- DOCUMENT:
AuriteEngine Execution Flow

This document explains the execution flows used by the AuriteEngine to orchestrate agents, workflows, and streaming operations across the Aurite framework.

Overview

The AuriteEngine implements distinct execution flows for different component types while maintaining consistent patterns for session management, resource provisioning, and error handling. Each flow coordinates between the ConfigManager, MCPHost, and SessionManager to provide unified execution orchestration.

Core Execution Flows

The AuriteEngine supports four primary execution patterns, each optimized for specific use cases while sharing common orchestration principles.

Agent Execution FlowLinear Workflow Execution FlowCustom Workflow Execution FlowStreaming Execution Flow

Objective: Execute individual agents with JIT server registration, session management, and comprehensive error handling.

flowchart TD
    A[Agent Execution Request] --> B[Configuration Resolution]
    B --> C[Session ID Management]
    C --> D[Agent Preparation]
    D --> E[JIT Server Registration]
    E --> F[History Loading]
    F --> G[Agent Execution]
    G --> H[Result Processing]
    H --> I[Session Persistence]
    I --> J[Cleanup & Return]

    style A fill:#2196F3,stroke:#1976D2,stroke-width:2px,color:#fff
    style J fill:#4CAF50,stroke:#388E3C,stroke-width:2px,color:#fff
    style D fill:#FF9800,stroke:#F57C00,stroke-width:2px,color:#fff
    style E fill:#FF9800,stroke:#F57C00,stroke-width:2px,color:#fff
    style G fill:#9C27B0,stroke:#7B1FA2,stroke-width:2px,color:#fff

Phase 1: Configuration Resolution

# Retrieve agent configuration from ConfigManager
agent_config_dict = self._config_manager.get_config("agent", agent_name)
if not agent_config_dict:
    raise ConfigurationError(f"Agent configuration '{agent_name}' not found.")

agent_config_for_run = AgentConfig(**agent_config_dict)

Phase 2: Session ID Management

# Auto-generate session ID if agent has history enabled
effective_include_history = (
    force_include_history if force_include_history is not None
    else agent_config.include_history
)

if effective_include_history:
    if not final_session_id:
        final_session_id = f"agent-{uuid.uuid4().hex[:8]}"
        logger.info(f"Auto-generated session_id for agent '{agent_name}': {final_session_id}")

Phase 3: JIT Server Registration

# Register required MCP servers dynamically
if agent_config_for_run.mcp_servers:
    for server_name in agent_config_for_run.mcp_servers:
        if server_name not in self._host.registered_server_names:
            server_config_dict = self._config_manager.get_config("mcp_server", server_name)
            server_config = ClientConfig(**server_config_dict)
            await self._host.register_client(server_config)
            dynamically_registered_servers.append(server_name)

Phase 4: History Loading & Agent Creation

# Load conversation history if enabled
initial_messages = []
if effective_include_history and session_id and self._session_manager:
    history = self._session_manager.get_session_history(session_id)
    if history:
        initial_messages.extend(history)

- DATA LISTING:
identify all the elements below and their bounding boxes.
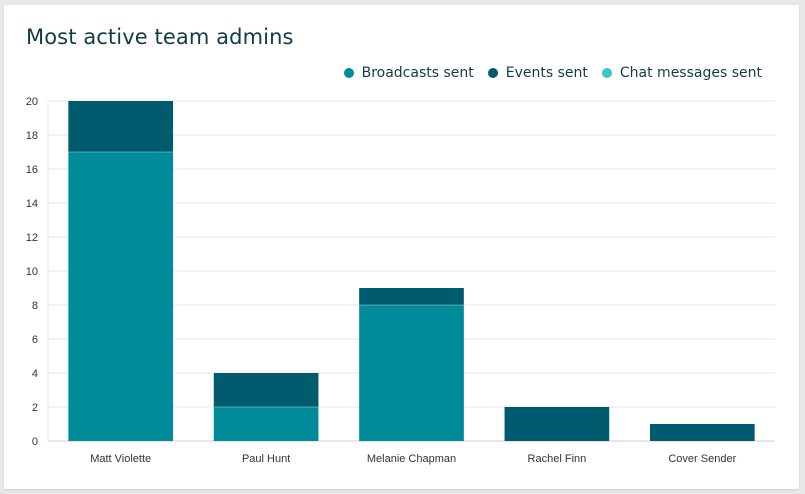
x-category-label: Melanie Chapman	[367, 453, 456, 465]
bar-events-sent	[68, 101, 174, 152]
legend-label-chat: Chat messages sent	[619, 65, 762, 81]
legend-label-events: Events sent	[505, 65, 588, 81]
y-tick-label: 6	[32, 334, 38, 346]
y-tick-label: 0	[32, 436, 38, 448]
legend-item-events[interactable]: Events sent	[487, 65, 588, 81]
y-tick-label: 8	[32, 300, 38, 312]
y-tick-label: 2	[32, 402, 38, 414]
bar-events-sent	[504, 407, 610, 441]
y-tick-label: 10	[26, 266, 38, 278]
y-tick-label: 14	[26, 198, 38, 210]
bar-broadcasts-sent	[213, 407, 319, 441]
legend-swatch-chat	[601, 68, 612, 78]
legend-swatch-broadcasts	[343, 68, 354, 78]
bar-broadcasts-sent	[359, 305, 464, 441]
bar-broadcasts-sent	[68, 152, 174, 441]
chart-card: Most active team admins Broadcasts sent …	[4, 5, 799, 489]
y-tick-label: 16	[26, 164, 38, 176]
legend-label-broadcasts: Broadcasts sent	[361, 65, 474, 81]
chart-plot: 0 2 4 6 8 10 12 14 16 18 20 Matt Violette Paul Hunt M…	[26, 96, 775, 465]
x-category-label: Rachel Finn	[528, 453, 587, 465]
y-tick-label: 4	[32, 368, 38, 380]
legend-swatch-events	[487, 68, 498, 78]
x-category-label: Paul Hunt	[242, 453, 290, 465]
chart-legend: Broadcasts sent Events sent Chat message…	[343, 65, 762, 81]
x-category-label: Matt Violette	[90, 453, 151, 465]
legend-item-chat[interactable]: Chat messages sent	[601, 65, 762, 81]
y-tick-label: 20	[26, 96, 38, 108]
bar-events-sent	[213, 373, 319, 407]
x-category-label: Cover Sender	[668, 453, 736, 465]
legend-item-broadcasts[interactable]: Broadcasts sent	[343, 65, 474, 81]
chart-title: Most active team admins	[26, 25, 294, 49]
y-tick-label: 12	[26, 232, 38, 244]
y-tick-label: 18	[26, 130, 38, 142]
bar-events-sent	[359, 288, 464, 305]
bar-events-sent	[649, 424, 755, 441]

==

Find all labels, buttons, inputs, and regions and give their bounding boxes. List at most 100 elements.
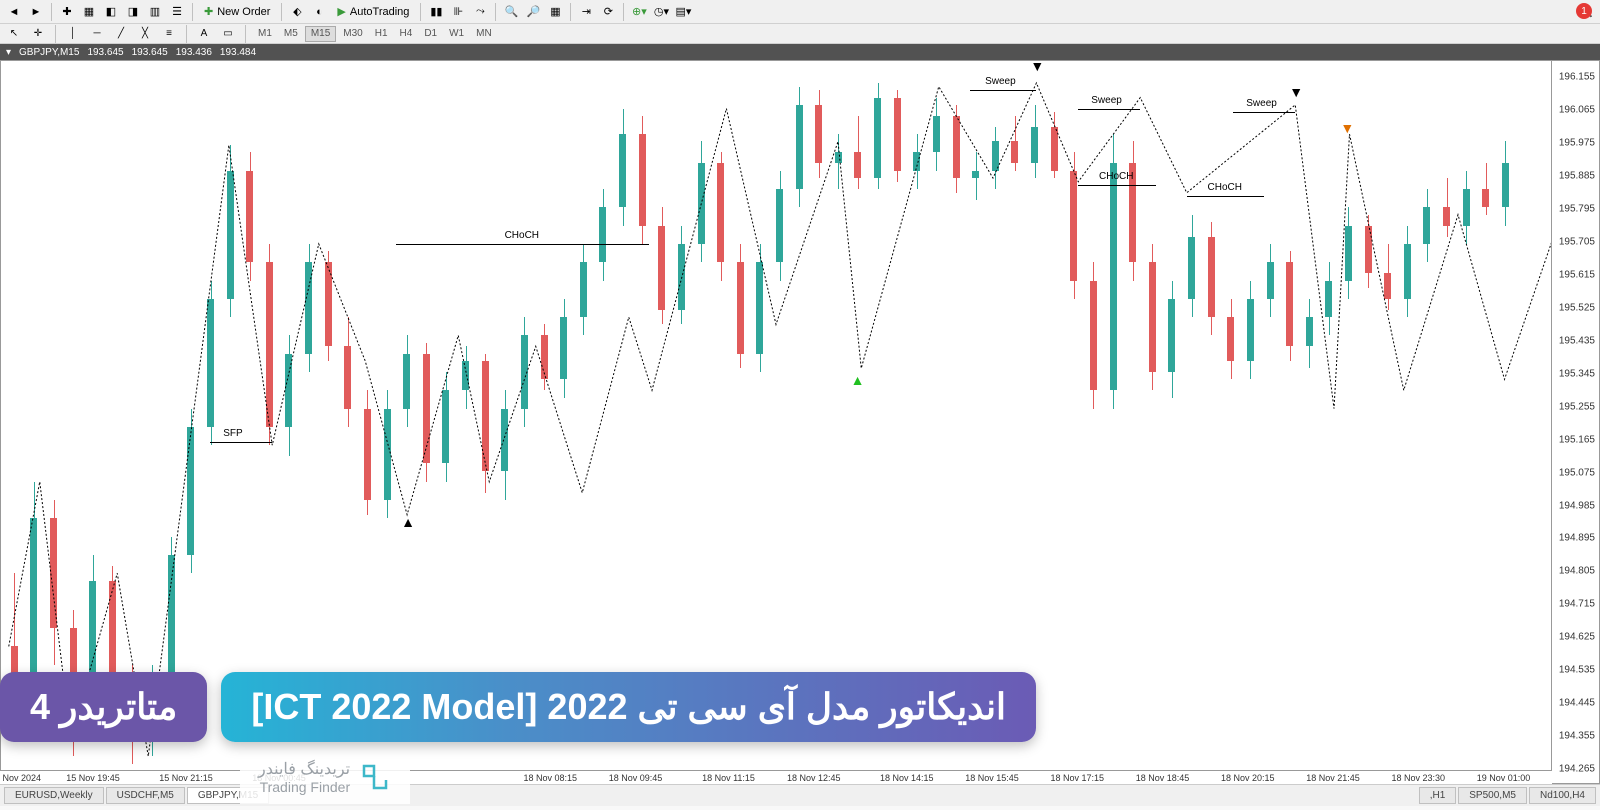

- REQUEST:
Translate this sentence from the AuriteEngine document into Spanish: "Each flow coordinates between the ConfigManager, MCPHost, and SessionManager to provide unified execution orchestration."

- COMPLETED EXERCISE:
Cada flujo coordina entre el ConfigManager, el MCPHost y el SessionManager para proporcionar una orquestación de ejecución unificada.